### Objective
Copy the lines word for word, beginning at the line that contains "row-header-19[interactable]: 19 bbox=[0, 433, 22, 449]" and stopping after the line that contains "item-cell[interactable]: Q13音響*1組 bbox=[138, 241, 248, 257]".

[begin Data section]

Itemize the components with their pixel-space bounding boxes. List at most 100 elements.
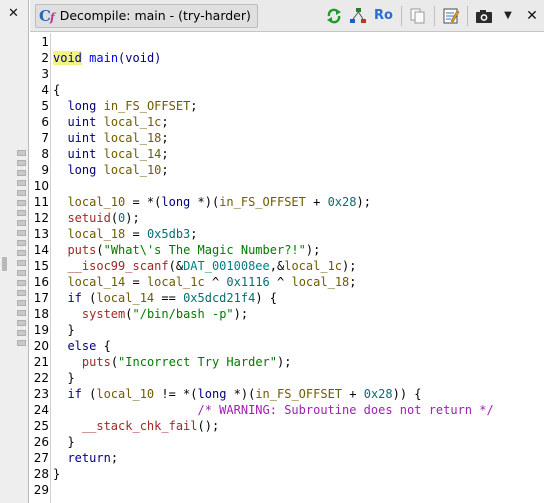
overview-mark: [17, 250, 26, 256]
code-token[interactable]: local_10: [67, 195, 125, 209]
line-number: 7: [41, 131, 49, 145]
code-token[interactable]: in_FS_OFFSET: [219, 195, 306, 209]
line-number: 11: [33, 195, 49, 209]
code-token: )) {: [392, 387, 422, 401]
overview-mark: [17, 210, 26, 216]
code-token[interactable]: local_1c: [147, 275, 205, 289]
code-token: +: [305, 195, 328, 209]
code-token[interactable]: system: [82, 307, 125, 321]
decompile-tab[interactable]: Cf Decompile: main - (try-harder): [35, 3, 258, 28]
window-title: Decompile: main - (try-harder): [59, 8, 251, 23]
menu-arrow-icon[interactable]: ▼: [498, 6, 518, 26]
code-token: (: [81, 291, 97, 305]
code-text: local_18 = 0x5db3;: [53, 226, 197, 242]
code-token: long: [67, 99, 97, 113]
overview-mark: [17, 170, 26, 176]
code-token[interactable]: local_14: [67, 275, 125, 289]
graph-icon[interactable]: [348, 6, 368, 26]
line-number: 8: [41, 147, 49, 161]
code-token[interactable]: __isoc99_scanf: [67, 259, 168, 273]
code-token[interactable]: DAT_001008ee: [183, 259, 270, 273]
code-token: ;: [161, 163, 169, 177]
line-number: 29: [33, 483, 49, 497]
code-token[interactable]: in_FS_OFFSET: [104, 99, 191, 113]
code-text: void main(void): [53, 50, 161, 66]
code-token: }: [53, 435, 75, 449]
code-text: if (local_10 != *(long *)(in_FS_OFFSET +…: [53, 386, 422, 402]
read-only-toggle[interactable]: Ro: [372, 6, 395, 26]
code-token: 0x28: [327, 195, 357, 209]
code-token[interactable]: setuid: [67, 211, 110, 225]
code-token[interactable]: local_14: [104, 147, 162, 161]
code-text: __stack_chk_fail();: [53, 418, 219, 434]
code-text: /* WARNING: Subroutine does not return *…: [53, 402, 494, 418]
code-token: {: [96, 339, 111, 353]
code-token: =: [125, 227, 147, 241]
snapshot-icon[interactable]: [474, 6, 494, 26]
code-text: puts("What\'s The Magic Number?!");: [53, 242, 320, 258]
resize-grip[interactable]: [2, 257, 7, 271]
code-token[interactable]: local_1c: [104, 115, 162, 129]
code-token[interactable]: main: [89, 51, 118, 65]
close-icon[interactable]: ✕: [522, 6, 542, 26]
code-token[interactable]: in_FS_OFFSET: [255, 387, 342, 401]
code-text: return;: [53, 450, 118, 466]
line-number: 25: [33, 419, 49, 433]
line-number: 4: [41, 83, 49, 97]
code-token: return: [67, 451, 111, 465]
copy-icon[interactable]: [408, 6, 428, 26]
code-token: ^: [269, 275, 292, 289]
code-token: "Incorrect Try Harder": [118, 355, 277, 369]
code-token: uint: [67, 131, 97, 145]
code-token[interactable]: local_18: [67, 227, 125, 241]
code-text: uint local_1c;: [53, 114, 169, 130]
code-token[interactable]: puts: [67, 243, 96, 257]
code-token: }: [53, 467, 61, 481]
code-token[interactable]: local_1c: [284, 259, 342, 273]
code-token[interactable]: local_14: [96, 291, 154, 305]
code-token[interactable]: local_18: [104, 131, 162, 145]
code-token[interactable]: __stack_chk_fail: [82, 419, 198, 433]
line-number: 26: [33, 435, 49, 449]
toolbar-separator: [434, 5, 435, 26]
code-token: ;: [349, 275, 357, 289]
line-number: 13: [33, 227, 49, 241]
edit-icon[interactable]: [441, 6, 461, 26]
code-text: local_10 = *(long *)(in_FS_OFFSET + 0x28…: [53, 194, 370, 210]
decompile-icon: Cf: [39, 6, 55, 25]
overview-mark: [17, 200, 26, 206]
code-token[interactable]: local_10: [104, 163, 162, 177]
code-token[interactable]: local_18: [291, 275, 349, 289]
refresh-icon[interactable]: [324, 6, 344, 26]
code-text: if (local_14 == 0x5dcd21f4) {: [53, 290, 277, 306]
code-token: );: [342, 259, 357, 273]
overview-mark: [17, 230, 26, 236]
decompiler-code-view[interactable]: 1 2 void main(void) 3 4{5 long in_FS_OFFSET;…: [30, 33, 544, 503]
code-token[interactable]: local_10: [96, 387, 154, 401]
overview-mark: [17, 150, 26, 156]
code-token: ^: [204, 275, 227, 289]
code-token: ;: [161, 115, 169, 129]
code-token: if: [67, 387, 82, 401]
overview-mark: [17, 260, 26, 266]
code-token[interactable]: puts: [82, 355, 111, 369]
code-token: "/bin/bash -p": [132, 307, 234, 321]
code-token: (void): [118, 51, 162, 65]
line-number: 22: [33, 371, 49, 385]
line-number: 15: [33, 259, 49, 273]
line-number: 12: [33, 211, 49, 225]
code-token: ,&: [269, 259, 285, 273]
left-panel-close-icon[interactable]: ✕: [8, 6, 19, 21]
code-token: 0x1116: [226, 275, 270, 289]
code-token: }: [53, 371, 75, 385]
code-text: local_14 = local_1c ^ 0x1116 ^ local_18;: [53, 274, 357, 290]
code-token: (: [81, 387, 97, 401]
code-token: );: [305, 243, 321, 257]
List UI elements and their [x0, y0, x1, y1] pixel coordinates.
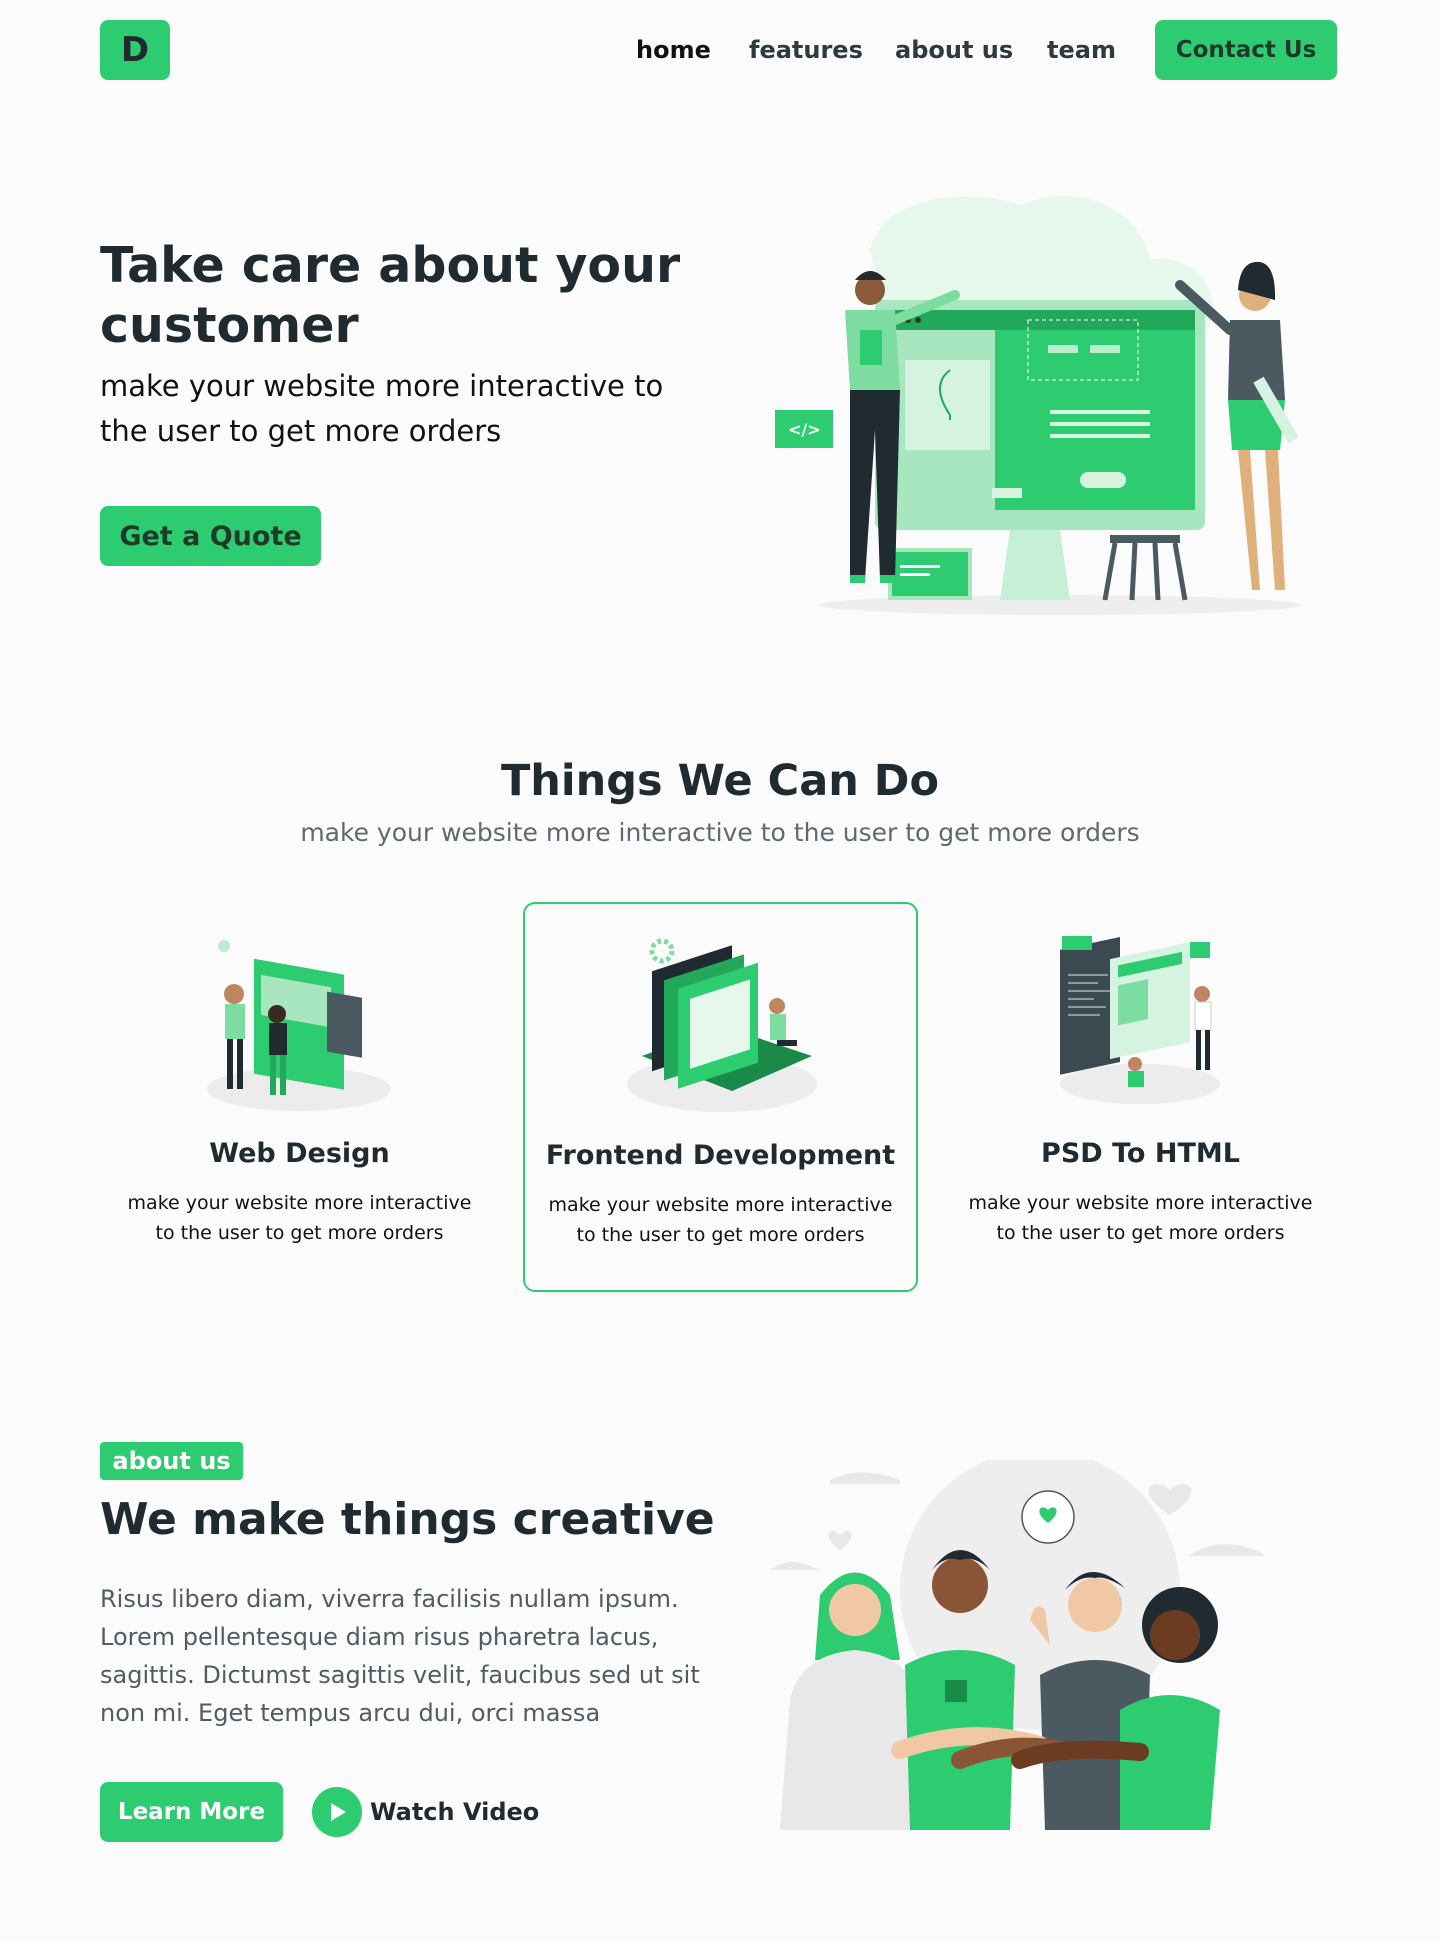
service-card-psd-to-html[interactable]: PSD To HTML make your website more inter…: [943, 902, 1338, 1292]
card-title: PSD To HTML: [1041, 1138, 1240, 1169]
about-title: We make things creative: [100, 1494, 715, 1545]
hero-title: Take care about your customer: [100, 237, 681, 354]
services-title: Things We Can Do: [500, 756, 940, 806]
nav-features[interactable]: features: [749, 36, 863, 64]
logo[interactable]: D: [100, 20, 170, 80]
frontend-illustration: [627, 938, 817, 1112]
about-text: Risus libero diam, viverra facilisis nul…: [100, 1585, 700, 1727]
nav-team[interactable]: team: [1047, 36, 1116, 64]
psd-to-html-illustration: [1060, 936, 1220, 1104]
watch-video-label: Watch Video: [370, 1798, 540, 1826]
contact-us-button[interactable]: Contact Us: [1155, 20, 1337, 80]
play-icon: [312, 1787, 362, 1837]
nav-home[interactable]: home: [636, 36, 711, 64]
team-illustration: [770, 1460, 1265, 1830]
watch-video-button[interactable]: Watch Video: [312, 1786, 539, 1838]
about-us-tag: about us: [100, 1442, 243, 1480]
web-design-illustration: [207, 940, 391, 1111]
learn-more-button[interactable]: Learn More: [100, 1782, 283, 1842]
hero-illustration: </>: [775, 196, 1300, 615]
services-subtitle: make your website more interactive to th…: [300, 818, 1140, 847]
card-text: make your website more interactive to th…: [127, 1192, 472, 1244]
card-title: Frontend Development: [545, 1140, 896, 1171]
get-quote-button[interactable]: Get a Quote: [100, 506, 321, 566]
card-text: make your website more interactive to th…: [968, 1192, 1313, 1244]
card-title: Web Design: [209, 1138, 390, 1169]
service-card-frontend-development[interactable]: Frontend Development make your website m…: [523, 902, 918, 1292]
nav-about-us[interactable]: about us: [895, 36, 1013, 64]
card-text: make your website more interactive to th…: [548, 1194, 893, 1246]
service-card-web-design[interactable]: Web Design make your website more intera…: [102, 902, 497, 1292]
hero-subtitle: make your website more interactive to th…: [100, 369, 664, 448]
svg-text:</>: </>: [788, 420, 821, 439]
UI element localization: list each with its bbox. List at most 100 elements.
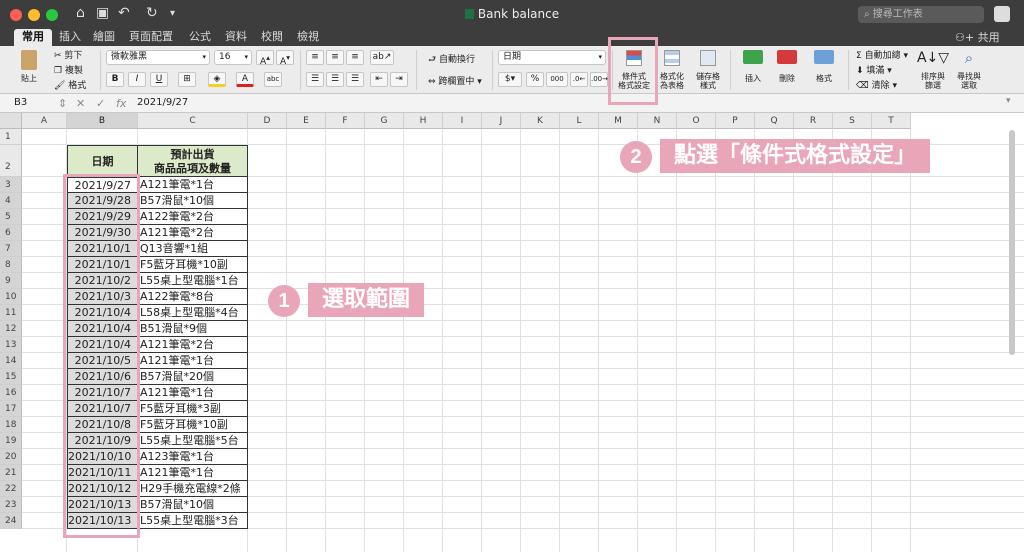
row-header-19[interactable]: 19 bbox=[0, 433, 22, 449]
minimize-window-button[interactable] bbox=[28, 9, 40, 21]
column-header-m[interactable]: M bbox=[599, 113, 638, 129]
format-cells-button[interactable]: 格式 bbox=[808, 50, 840, 83]
row-header-20[interactable]: 20 bbox=[0, 449, 22, 465]
cut-button[interactable]: ✂ 剪下 bbox=[54, 48, 82, 61]
item-cell[interactable]: Q13音響*1組 bbox=[138, 241, 248, 257]
item-cell[interactable]: F5藍牙耳機*10副 bbox=[138, 417, 248, 433]
share-button[interactable]: ⚇+ 共用 bbox=[955, 29, 1000, 45]
save-icon[interactable]: ▣ bbox=[96, 5, 109, 21]
insert-cells-button[interactable]: 插入 bbox=[738, 50, 768, 83]
column-header-o[interactable]: O bbox=[677, 113, 716, 129]
column-header-c[interactable]: C bbox=[138, 113, 248, 129]
format-painter-button[interactable]: 🖌 格式 bbox=[54, 78, 86, 91]
column-header-p[interactable]: P bbox=[716, 113, 755, 129]
column-header-b[interactable]: B bbox=[67, 113, 138, 129]
row-header-4[interactable]: 4 bbox=[0, 193, 22, 209]
row-header-9[interactable]: 9 bbox=[0, 273, 22, 289]
item-cell[interactable]: A121筆電*1台 bbox=[138, 385, 248, 401]
decrease-indent-icon[interactable]: ⇤ bbox=[370, 72, 388, 87]
percent-button[interactable]: % bbox=[526, 72, 544, 87]
column-header-k[interactable]: K bbox=[521, 113, 560, 129]
wrap-text-button[interactable]: ⮐ 自動換行 bbox=[428, 52, 475, 68]
select-all-corner[interactable] bbox=[0, 113, 22, 129]
item-cell[interactable]: L55桌上型電腦*5台 bbox=[138, 433, 248, 449]
cell-styles-button[interactable]: 儲存格 樣式 bbox=[690, 50, 726, 90]
decrease-font-button[interactable]: A▾ bbox=[276, 50, 294, 67]
decrease-decimal-icon[interactable]: .00→ bbox=[590, 72, 608, 87]
close-window-button[interactable] bbox=[10, 9, 22, 21]
item-cell[interactable]: B57滑鼠*20個 bbox=[138, 369, 248, 385]
name-box[interactable]: B3 bbox=[14, 97, 27, 108]
home-icon[interactable]: ⌂ bbox=[76, 5, 85, 21]
delete-cells-button[interactable]: 刪除 bbox=[772, 50, 802, 83]
item-cell[interactable]: A123筆電*1台 bbox=[138, 449, 248, 465]
italic-button[interactable]: I bbox=[128, 72, 146, 87]
bold-button[interactable]: B bbox=[106, 72, 124, 87]
clear-button[interactable]: ⌫ 清除 ▾ bbox=[856, 78, 897, 91]
item-cell[interactable]: B57滑鼠*10個 bbox=[138, 497, 248, 513]
paste-button[interactable]: 貼上 bbox=[14, 50, 44, 83]
row-header-10[interactable]: 10 bbox=[0, 289, 22, 305]
item-cell[interactable]: A122筆電*2台 bbox=[138, 209, 248, 225]
format-as-table-button[interactable]: 格式化 為表格 bbox=[654, 50, 690, 90]
text-orientation-icon[interactable]: ab↗ bbox=[370, 50, 394, 65]
search-sheet-input[interactable]: ⌕ 搜尋工作表 bbox=[858, 6, 984, 23]
column-header-d[interactable]: D bbox=[248, 113, 287, 129]
borders-icon[interactable]: ⊞ bbox=[178, 72, 196, 87]
item-cell[interactable]: A121筆電*1台 bbox=[138, 353, 248, 369]
zoom-window-button[interactable] bbox=[46, 9, 58, 21]
row-header-6[interactable]: 6 bbox=[0, 225, 22, 241]
copy-button[interactable]: ❐ 複製 bbox=[54, 63, 83, 76]
tab-view[interactable]: 檢視 bbox=[294, 29, 322, 46]
column-header-n[interactable]: N bbox=[638, 113, 677, 129]
merge-center-button[interactable]: ⇔ 跨欄置中 ▾ bbox=[428, 74, 482, 87]
item-cell[interactable]: L55桌上型電腦*1台 bbox=[138, 273, 248, 289]
item-cell[interactable]: A121筆電*1台 bbox=[138, 177, 248, 193]
row-header-7[interactable]: 7 bbox=[0, 241, 22, 257]
row-header-12[interactable]: 12 bbox=[0, 321, 22, 337]
item-cell[interactable]: A121筆電*1台 bbox=[138, 465, 248, 481]
column-header-g[interactable]: G bbox=[365, 113, 404, 129]
align-top-icon[interactable]: ≡ bbox=[306, 50, 324, 65]
row-header-15[interactable]: 15 bbox=[0, 369, 22, 385]
undo-icon[interactable]: ↶ bbox=[118, 5, 130, 21]
column-header-j[interactable]: J bbox=[482, 113, 521, 129]
number-format-dropdown[interactable]: 日期 ▾ bbox=[498, 50, 606, 65]
increase-indent-icon[interactable]: ⇥ bbox=[390, 72, 408, 87]
profile-icon[interactable] bbox=[994, 6, 1010, 22]
item-cell[interactable]: L55桌上型電腦*3台 bbox=[138, 513, 248, 529]
align-left-icon[interactable]: ☰ bbox=[306, 72, 324, 87]
row-header-13[interactable]: 13 bbox=[0, 337, 22, 353]
cancel-icon[interactable]: ✕ bbox=[76, 97, 85, 110]
align-center-icon[interactable]: ☰ bbox=[326, 72, 344, 87]
vertical-scrollbar[interactable] bbox=[1009, 130, 1015, 355]
fill-color-icon[interactable]: ◈ bbox=[208, 72, 226, 87]
column-header-i[interactable]: I bbox=[443, 113, 482, 129]
customize-toolbar-icon[interactable]: ▾ bbox=[170, 8, 175, 19]
column-header-e[interactable]: E bbox=[287, 113, 326, 129]
tab-data[interactable]: 資料 bbox=[222, 29, 250, 46]
align-bottom-icon[interactable]: ≡ bbox=[346, 50, 364, 65]
font-size-dropdown[interactable]: 16 ▾ bbox=[214, 50, 252, 65]
tab-formulas[interactable]: 公式 bbox=[186, 29, 214, 46]
expand-formula-icon[interactable]: ▾ bbox=[1006, 96, 1011, 106]
row-header-24[interactable]: 24 bbox=[0, 513, 22, 529]
column-header-t[interactable]: T bbox=[872, 113, 911, 129]
column-header-s[interactable]: S bbox=[833, 113, 872, 129]
row-header-16[interactable]: 16 bbox=[0, 385, 22, 401]
row-header-21[interactable]: 21 bbox=[0, 465, 22, 481]
redo-icon[interactable]: ↻ bbox=[146, 5, 158, 21]
table-header-date[interactable]: 日期 bbox=[67, 145, 138, 177]
currency-icon[interactable]: $▾ bbox=[498, 72, 522, 87]
function-icon[interactable]: fx bbox=[116, 97, 126, 110]
tab-page-layout[interactable]: 頁面配置 bbox=[124, 29, 178, 46]
namebox-stepper-icon[interactable]: ⇕ bbox=[58, 97, 67, 110]
row-header-5[interactable]: 5 bbox=[0, 209, 22, 225]
item-cell[interactable]: H29手機充電線*2條 bbox=[138, 481, 248, 497]
fill-button[interactable]: ⬇ 填滿 ▾ bbox=[856, 63, 892, 76]
tab-draw[interactable]: 繪圖 bbox=[90, 29, 118, 46]
find-select-button[interactable]: ⌕ 尋找與 選取 bbox=[952, 50, 986, 90]
formula-input[interactable]: 2021/9/27 bbox=[137, 97, 188, 108]
sort-filter-button[interactable]: A↓▽ 排序與 篩選 bbox=[916, 50, 950, 90]
increase-font-button[interactable]: A▴ bbox=[256, 50, 274, 67]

[end Data section]

### Task answer
row-header-19[interactable]: 19 bbox=[0, 433, 22, 449]
minimize-window-button[interactable] bbox=[28, 9, 40, 21]
column-header-m[interactable]: M bbox=[599, 113, 638, 129]
format-cells-button[interactable]: 格式 bbox=[808, 50, 840, 83]
row-header-20[interactable]: 20 bbox=[0, 449, 22, 465]
cut-button[interactable]: ✂ 剪下 bbox=[54, 48, 82, 61]
item-cell[interactable]: Q13音響*1組 bbox=[138, 241, 248, 257]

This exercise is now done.